Work to do:
Copy the listing below word for word, keeping every line as it stands, but leave out the pictures.

[Saved entries]

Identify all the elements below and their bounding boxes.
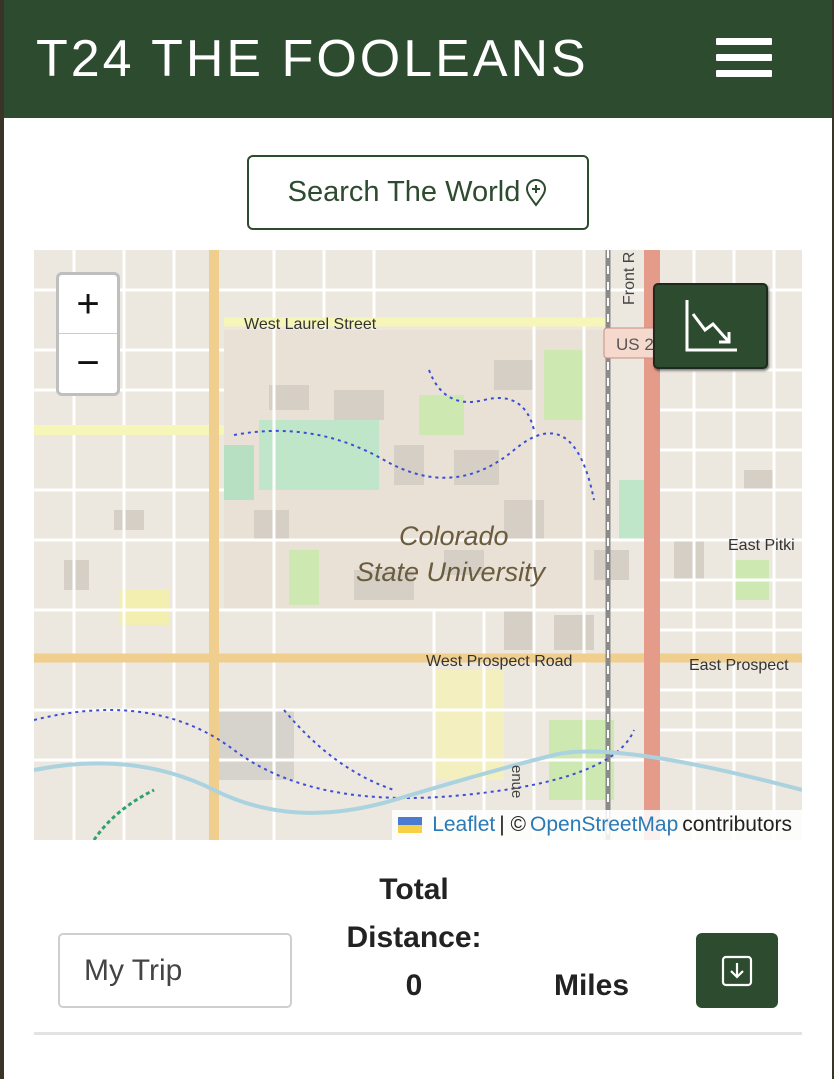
divider (34, 1032, 802, 1035)
map-label-front: Front R (621, 252, 638, 305)
hamburger-menu-icon[interactable] (716, 38, 772, 78)
app-title[interactable]: T24 THE FOOLEANS (36, 30, 589, 88)
map-attribution: Leaflet | © OpenStreetMap contributors (392, 810, 802, 840)
zoom-in-button[interactable]: + (59, 275, 117, 334)
ukraine-flag-icon (398, 817, 423, 833)
download-trip-button[interactable] (696, 933, 778, 1008)
zoom-out-button[interactable]: − (59, 334, 117, 393)
map[interactable]: West Laurel Street US 2 Front R Colorado… (34, 250, 802, 840)
attribution-contributors: contributors (682, 813, 792, 836)
download-icon (721, 955, 753, 986)
map-label-prospect-e: East Prospect (689, 657, 789, 674)
total-distance-value: 0 (405, 969, 423, 1002)
map-pin-plus-icon (526, 178, 547, 207)
search-the-world-button[interactable]: Search The World (247, 155, 589, 230)
map-label-us: US 2 (616, 335, 654, 354)
map-label-laurel: West Laurel Street (244, 316, 377, 333)
map-label-prospect-w: West Prospect Road (426, 653, 572, 670)
map-label-csu-1: Colorado (399, 521, 509, 551)
elevation-chart-button[interactable] (653, 283, 768, 369)
trip-name-input[interactable] (58, 933, 292, 1008)
map-label-pitkin: East Pitki (728, 537, 795, 554)
distance-units[interactable]: Miles (524, 962, 659, 1010)
trending-down-chart-icon (685, 300, 737, 352)
map-label-csu-2: State University (356, 557, 547, 587)
openstreetmap-link[interactable]: OpenStreetMap (530, 813, 678, 837)
search-button-label: Search The World (287, 176, 521, 208)
total-distance-label: Total Distance: (346, 873, 482, 954)
navbar: T24 THE FOOLEANS (4, 0, 832, 118)
page: T24 THE FOOLEANS Search The World West L… (4, 0, 832, 1079)
zoom-control: + − (56, 272, 120, 396)
attribution-separator: | © (499, 813, 527, 836)
map-label-avenue: enue (508, 765, 525, 798)
leaflet-link[interactable]: Leaflet (432, 813, 495, 837)
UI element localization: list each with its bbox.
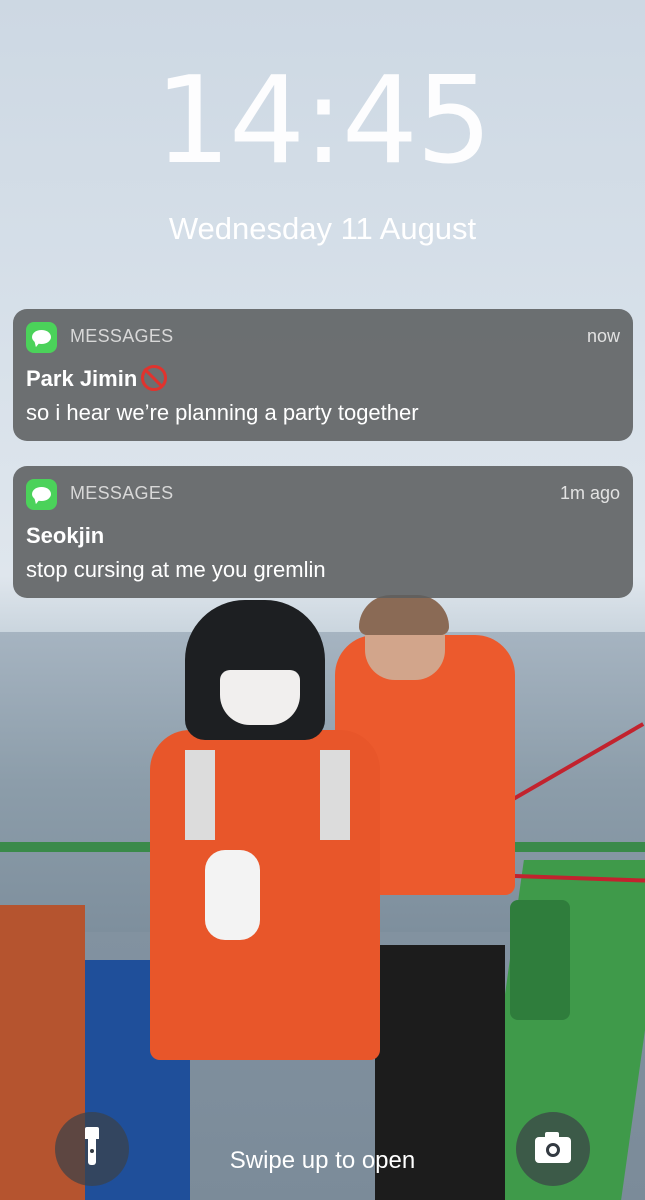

Task output:
Identify all the elements below and their bounding boxes.
divider (34, 1032, 802, 1035)
map-label-front: Front R (621, 252, 638, 305)
hamburger-menu-icon[interactable] (716, 38, 772, 78)
app-title[interactable]: T24 THE FOOLEANS (36, 30, 589, 88)
map-attribution: Leaflet | © OpenStreetMap contributors (392, 810, 802, 840)
zoom-in-button[interactable]: + (59, 275, 117, 334)
ukraine-flag-icon (398, 817, 423, 833)
download-trip-button[interactable] (696, 933, 778, 1008)
zoom-out-button[interactable]: − (59, 334, 117, 393)
map[interactable]: West Laurel Street US 2 Front R Colorado… (34, 250, 802, 840)
attribution-contributors: contributors (682, 813, 792, 836)
download-icon (721, 955, 753, 986)
map-label-prospect-e: East Prospect (689, 657, 789, 674)
total-distance-value: 0 (405, 969, 423, 1002)
map-pin-plus-icon (526, 178, 547, 207)
search-the-world-button[interactable]: Search The World (247, 155, 589, 230)
map-label-us: US 2 (616, 335, 654, 354)
map-label-laurel: West Laurel Street (244, 316, 377, 333)
map-label-prospect-w: West Prospect Road (426, 653, 572, 670)
map-label-csu-1: Colorado (399, 521, 509, 551)
elevation-chart-button[interactable] (653, 283, 768, 369)
trip-name-input[interactable] (58, 933, 292, 1008)
map-label-pitkin: East Pitki (728, 537, 795, 554)
distance-units[interactable]: Miles (524, 962, 659, 1010)
trending-down-chart-icon (685, 300, 737, 352)
map-label-csu-2: State University (356, 557, 547, 587)
openstreetmap-link[interactable]: OpenStreetMap (530, 813, 678, 837)
search-button-label: Search The World (287, 176, 521, 208)
total-distance-label: Total Distance: (346, 873, 482, 954)
navbar: T24 THE FOOLEANS (4, 0, 832, 118)
page: T24 THE FOOLEANS Search The World West L… (4, 0, 832, 1079)
zoom-control: + − (56, 272, 120, 396)
attribution-separator: | © (499, 813, 527, 836)
map-label-avenue: enue (508, 765, 525, 798)
leaflet-link[interactable]: Leaflet (432, 813, 495, 837)
UI element localization: list each with its bbox.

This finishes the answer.